**WHAT TO DO**
Write out all the material exactly. Leave nothing out.

**Items from a figure collection**
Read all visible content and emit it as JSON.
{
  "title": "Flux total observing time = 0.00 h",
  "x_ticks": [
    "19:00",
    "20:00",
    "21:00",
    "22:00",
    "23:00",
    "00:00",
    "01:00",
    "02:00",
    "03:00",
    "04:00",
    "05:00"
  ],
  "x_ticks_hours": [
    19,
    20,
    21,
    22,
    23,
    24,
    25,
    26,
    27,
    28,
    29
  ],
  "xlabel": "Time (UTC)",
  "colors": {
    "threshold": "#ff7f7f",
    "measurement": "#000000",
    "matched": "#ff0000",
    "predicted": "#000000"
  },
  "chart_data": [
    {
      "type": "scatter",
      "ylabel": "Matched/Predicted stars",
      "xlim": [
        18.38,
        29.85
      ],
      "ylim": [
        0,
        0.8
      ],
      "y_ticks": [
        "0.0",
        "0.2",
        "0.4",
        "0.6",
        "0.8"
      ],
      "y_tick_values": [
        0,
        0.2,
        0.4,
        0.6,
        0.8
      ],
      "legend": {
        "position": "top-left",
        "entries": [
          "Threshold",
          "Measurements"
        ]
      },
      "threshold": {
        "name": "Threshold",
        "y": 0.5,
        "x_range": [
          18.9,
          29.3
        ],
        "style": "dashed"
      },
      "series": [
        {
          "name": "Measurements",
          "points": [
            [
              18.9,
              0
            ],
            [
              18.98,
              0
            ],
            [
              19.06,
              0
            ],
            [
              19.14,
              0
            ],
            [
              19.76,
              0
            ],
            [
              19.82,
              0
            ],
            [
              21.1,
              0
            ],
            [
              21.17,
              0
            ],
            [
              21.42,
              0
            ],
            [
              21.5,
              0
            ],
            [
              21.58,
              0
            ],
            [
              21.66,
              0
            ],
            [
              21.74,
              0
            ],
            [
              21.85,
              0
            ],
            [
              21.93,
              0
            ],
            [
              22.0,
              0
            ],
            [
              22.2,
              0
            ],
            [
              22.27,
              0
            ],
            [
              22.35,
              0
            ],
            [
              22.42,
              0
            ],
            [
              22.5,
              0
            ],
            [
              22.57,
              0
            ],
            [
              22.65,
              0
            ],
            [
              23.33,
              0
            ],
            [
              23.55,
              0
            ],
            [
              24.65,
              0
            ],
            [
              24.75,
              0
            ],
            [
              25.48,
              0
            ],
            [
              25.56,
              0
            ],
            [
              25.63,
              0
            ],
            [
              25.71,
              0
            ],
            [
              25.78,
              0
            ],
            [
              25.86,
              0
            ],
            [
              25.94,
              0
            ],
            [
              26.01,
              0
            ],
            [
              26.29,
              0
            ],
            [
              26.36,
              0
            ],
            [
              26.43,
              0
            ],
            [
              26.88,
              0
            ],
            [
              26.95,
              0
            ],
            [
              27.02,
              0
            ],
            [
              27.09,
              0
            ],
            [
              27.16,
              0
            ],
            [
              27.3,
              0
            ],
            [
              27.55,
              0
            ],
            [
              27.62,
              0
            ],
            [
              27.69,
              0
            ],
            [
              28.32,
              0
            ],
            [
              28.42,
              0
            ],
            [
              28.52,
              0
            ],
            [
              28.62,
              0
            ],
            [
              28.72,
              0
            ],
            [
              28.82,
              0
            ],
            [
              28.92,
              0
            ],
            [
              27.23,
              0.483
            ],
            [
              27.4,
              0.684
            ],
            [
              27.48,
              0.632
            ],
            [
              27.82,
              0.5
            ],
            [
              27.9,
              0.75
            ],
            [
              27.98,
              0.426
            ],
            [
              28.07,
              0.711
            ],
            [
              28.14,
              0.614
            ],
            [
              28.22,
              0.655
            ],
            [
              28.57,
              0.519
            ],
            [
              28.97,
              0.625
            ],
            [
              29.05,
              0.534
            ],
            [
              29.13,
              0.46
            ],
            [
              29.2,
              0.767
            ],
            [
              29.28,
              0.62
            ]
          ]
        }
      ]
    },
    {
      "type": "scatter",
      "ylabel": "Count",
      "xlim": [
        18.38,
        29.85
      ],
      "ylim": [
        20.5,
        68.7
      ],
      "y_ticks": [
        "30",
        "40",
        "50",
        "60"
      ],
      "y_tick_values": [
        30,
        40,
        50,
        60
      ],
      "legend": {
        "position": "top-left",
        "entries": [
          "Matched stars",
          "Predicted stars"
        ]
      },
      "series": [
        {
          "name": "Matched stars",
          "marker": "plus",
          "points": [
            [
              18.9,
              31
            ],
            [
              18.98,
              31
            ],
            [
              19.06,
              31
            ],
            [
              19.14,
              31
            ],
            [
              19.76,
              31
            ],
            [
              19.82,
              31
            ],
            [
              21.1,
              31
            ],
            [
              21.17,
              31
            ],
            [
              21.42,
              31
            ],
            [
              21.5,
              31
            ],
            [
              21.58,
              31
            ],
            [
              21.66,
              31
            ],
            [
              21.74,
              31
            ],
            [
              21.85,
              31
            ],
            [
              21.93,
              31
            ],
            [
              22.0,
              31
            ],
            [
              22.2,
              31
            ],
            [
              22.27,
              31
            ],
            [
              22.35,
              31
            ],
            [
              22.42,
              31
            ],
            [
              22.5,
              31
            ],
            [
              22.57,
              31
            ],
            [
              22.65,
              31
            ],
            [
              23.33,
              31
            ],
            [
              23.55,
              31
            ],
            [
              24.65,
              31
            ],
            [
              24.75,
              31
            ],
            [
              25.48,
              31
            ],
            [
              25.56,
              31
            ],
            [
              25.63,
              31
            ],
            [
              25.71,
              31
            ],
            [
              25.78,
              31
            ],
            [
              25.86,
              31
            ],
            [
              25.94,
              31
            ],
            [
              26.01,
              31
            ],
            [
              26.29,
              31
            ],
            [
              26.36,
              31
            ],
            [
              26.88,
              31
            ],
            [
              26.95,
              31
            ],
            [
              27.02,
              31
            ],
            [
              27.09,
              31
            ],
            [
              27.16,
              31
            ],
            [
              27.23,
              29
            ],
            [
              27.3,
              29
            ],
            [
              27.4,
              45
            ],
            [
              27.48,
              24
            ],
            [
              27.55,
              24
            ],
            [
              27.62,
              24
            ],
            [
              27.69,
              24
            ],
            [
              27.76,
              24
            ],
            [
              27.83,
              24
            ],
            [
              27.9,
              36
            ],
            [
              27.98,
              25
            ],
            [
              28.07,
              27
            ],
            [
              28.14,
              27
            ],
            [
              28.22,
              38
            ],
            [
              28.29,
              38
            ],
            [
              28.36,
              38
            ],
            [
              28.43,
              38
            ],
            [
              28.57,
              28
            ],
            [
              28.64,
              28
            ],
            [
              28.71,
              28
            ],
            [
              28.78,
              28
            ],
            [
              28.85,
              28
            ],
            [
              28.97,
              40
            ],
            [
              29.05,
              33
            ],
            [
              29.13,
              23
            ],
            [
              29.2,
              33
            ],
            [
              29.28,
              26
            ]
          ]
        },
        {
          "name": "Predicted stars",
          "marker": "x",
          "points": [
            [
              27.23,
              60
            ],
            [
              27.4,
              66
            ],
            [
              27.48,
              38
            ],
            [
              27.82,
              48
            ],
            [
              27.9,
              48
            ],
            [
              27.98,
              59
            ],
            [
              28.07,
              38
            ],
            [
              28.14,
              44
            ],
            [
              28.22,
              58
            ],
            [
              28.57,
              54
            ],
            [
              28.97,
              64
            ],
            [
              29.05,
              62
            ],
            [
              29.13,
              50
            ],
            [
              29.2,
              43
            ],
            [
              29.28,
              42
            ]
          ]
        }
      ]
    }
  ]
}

**RESULT OF THE TASK**
Read all visible content and emit it as JSON.
{
  "title": "Flux total observing time = 0.00 h",
  "x_ticks": [
    "19:00",
    "20:00",
    "21:00",
    "22:00",
    "23:00",
    "00:00",
    "01:00",
    "02:00",
    "03:00",
    "04:00",
    "05:00"
  ],
  "x_ticks_hours": [
    19,
    20,
    21,
    22,
    23,
    24,
    25,
    26,
    27,
    28,
    29
  ],
  "xlabel": "Time (UTC)",
  "colors": {
    "threshold": "#ff7f7f",
    "measurement": "#000000",
    "matched": "#ff0000",
    "predicted": "#000000"
  },
  "chart_data": [
    {
      "type": "scatter",
      "ylabel": "Matched/Predicted stars",
      "xlim": [
        18.38,
        29.85
      ],
      "ylim": [
        0,
        0.8
      ],
      "y_ticks": [
        "0.0",
        "0.2",
        "0.4",
        "0.6",
        "0.8"
      ],
      "y_tick_values": [
        0,
        0.2,
        0.4,
        0.6,
        0.8
      ],
      "legend": {
        "position": "top-left",
        "entries": [
          "Threshold",
          "Measurements"
        ]
      },
      "threshold": {
        "name": "Threshold",
        "y": 0.5,
        "x_range": [
          18.9,
          29.3
        ],
        "style": "dashed"
      },
      "series": [
        {
          "name": "Measurements",
          "points": [
            [
              18.9,
              0
            ],
            [
              18.98,
              0
            ],
            [
              19.06,
              0
            ],
            [
              19.14,
              0
            ],
            [
              19.76,
              0
            ],
            [
              19.82,
              0
            ],
            [
              21.1,
              0
            ],
            [
              21.17,
              0
            ],
            [
              21.42,
              0
            ],
            [
              21.5,
              0
            ],
            [
              21.58,
              0
            ],
            [
              21.66,
              0
            ],
            [
              21.74,
              0
            ],
            [
              21.85,
              0
            ],
            [
              21.93,
              0
            ],
            [
              22.0,
              0
            ],
            [
              22.2,
              0
            ],
            [
              22.27,
              0
            ],
            [
              22.35,
              0
            ],
            [
              22.42,
              0
            ],
            [
              22.5,
              0
            ],
            [
              22.57,
              0
            ],
            [
              22.65,
              0
            ],
            [
              23.33,
              0
            ],
            [
              23.55,
              0
            ],
            [
              24.65,
              0
            ],
            [
              24.75,
              0
            ],
            [
              25.48,
              0
            ],
            [
              25.56,
              0
            ],
            [
              25.63,
              0
            ],
            [
              25.71,
              0
            ],
            [
              25.78,
              0
            ],
            [
              25.86,
              0
            ],
            [
              25.94,
              0
            ],
            [
              26.01,
              0
            ],
            [
              26.29,
              0
            ],
            [
              26.36,
              0
            ],
            [
              26.43,
              0
            ],
            [
              26.88,
              0
            ],
            [
              26.95,
              0
            ],
            [
              27.02,
              0
            ],
            [
              27.09,
              0
            ],
            [
              27.16,
              0
            ],
            [
              27.3,
              0
            ],
            [
              27.55,
              0
            ],
            [
              27.62,
              0
            ],
            [
              27.69,
              0
            ],
            [
              28.32,
              0
            ],
            [
              28.42,
              0
            ],
            [
              28.52,
              0
            ],
            [
              28.62,
              0
            ],
            [
              28.72,
              0
            ],
            [
              28.82,
              0
            ],
            [
              28.92,
              0
            ],
            [
              27.23,
              0.483
            ],
            [
              27.4,
              0.684
            ],
            [
              27.48,
              0.632
            ],
            [
              27.82,
              0.5
            ],
            [
              27.9,
              0.75
            ],
            [
              27.98,
              0.426
            ],
            [
              28.07,
              0.711
            ],
            [
              28.14,
              0.614
            ],
            [
              28.22,
              0.655
            ],
            [
              28.57,
              0.519
            ],
            [
              28.97,
              0.625
            ],
            [
              29.05,
              0.534
            ],
            [
              29.13,
              0.46
            ],
            [
              29.2,
              0.767
            ],
            [
              29.28,
              0.62
            ]
          ]
        }
      ]
    },
    {
      "type": "scatter",
      "ylabel": "Count",
      "xlim": [
        18.38,
        29.85
      ],
      "ylim": [
        20.5,
        68.7
      ],
      "y_ticks": [
        "30",
        "40",
        "50",
        "60"
      ],
      "y_tick_values": [
        30,
        40,
        50,
        60
      ],
      "legend": {
        "position": "top-left",
        "entries": [
          "Matched stars",
          "Predicted stars"
        ]
      },
      "series": [
        {
          "name": "Matched stars",
          "marker": "plus",
          "points": [
            [
              18.9,
              31
            ],
            [
              18.98,
              31
            ],
            [
              19.06,
              31
            ],
            [
              19.14,
              31
            ],
            [
              19.76,
              31
            ],
            [
              19.82,
              31
            ],
            [
              21.1,
              31
            ],
            [
              21.17,
              31
            ],
            [
              21.42,
              31
            ],
            [
              21.5,
              31
            ],
            [
              21.58,
              31
            ],
            [
              21.66,
              31
            ],
            [
              21.74,
              31
            ],
            [
              21.85,
              31
            ],
            [
              21.93,
              31
            ],
            [
              22.0,
              31
            ],
            [
              22.2,
              31
            ],
            [
              22.27,
              31
            ],
            [
              22.35,
              31
            ],
            [
              22.42,
              31
            ],
            [
              22.5,
              31
            ],
            [
              22.57,
              31
            ],
            [
              22.65,
              31
            ],
            [
              23.33,
              31
            ],
            [
              23.55,
              31
            ],
            [
              24.65,
              31
            ],
            [
              24.75,
              31
            ],
            [
              25.48,
              31
            ],
            [
              25.56,
              31
            ],
            [
              25.63,
              31
            ],
            [
              25.71,
              31
            ],
            [
              25.78,
              31
            ],
            [
              25.86,
              31
            ],
            [
              25.94,
              31
            ],
            [
              26.01,
              31
            ],
            [
              26.29,
              31
            ],
            [
              26.36,
              31
            ],
            [
              26.88,
              31
            ],
            [
              26.95,
              31
            ],
            [
              27.02,
              31
            ],
            [
              27.09,
              31
            ],
            [
              27.16,
              31
            ],
            [
              27.23,
              29
            ],
            [
              27.3,
              29
            ],
            [
              27.4,
              45
            ],
            [
              27.48,
              24
            ],
            [
              27.55,
              24
            ],
            [
              27.62,
              24
            ],
            [
              27.69,
              24
            ],
            [
              27.76,
              24
            ],
            [
              27.83,
              24
            ],
            [
              27.9,
              36
            ],
            [
              27.98,
              25
            ],
            [
              28.07,
              27
            ],
            [
              28.14,
              27
            ],
            [
              28.22,
              38
            ],
            [
              28.29,
              38
            ],
            [
              28.36,
              38
            ],
            [
              28.43,
              38
            ],
            [
              28.57,
              28
            ],
            [
              28.64,
              28
            ],
            [
              28.71,
              28
            ],
            [
              28.78,
              28
            ],
            [
              28.85,
              28
            ],
            [
              28.97,
              40
            ],
            [
              29.05,
              33
            ],
            [
              29.13,
              23
            ],
            [
              29.2,
              33
            ],
            [
              29.28,
              26
            ]
          ]
        },
        {
          "name": "Predicted stars",
          "marker": "x",
          "points": [
            [
              27.23,
              60
            ],
            [
              27.4,
              66
            ],
            [
              27.48,
              38
            ],
            [
              27.82,
              48
            ],
            [
              27.9,
              48
            ],
            [
              27.98,
              59
            ],
            [
              28.07,
              38
            ],
            [
              28.14,
              44
            ],
            [
              28.22,
              58
            ],
            [
              28.57,
              54
            ],
            [
              28.97,
              64
            ],
            [
              29.05,
              62
            ],
            [
              29.13,
              50
            ],
            [
              29.2,
              43
            ],
            [
              29.28,
              42
            ]
          ]
        }
      ]
    }
  ]
}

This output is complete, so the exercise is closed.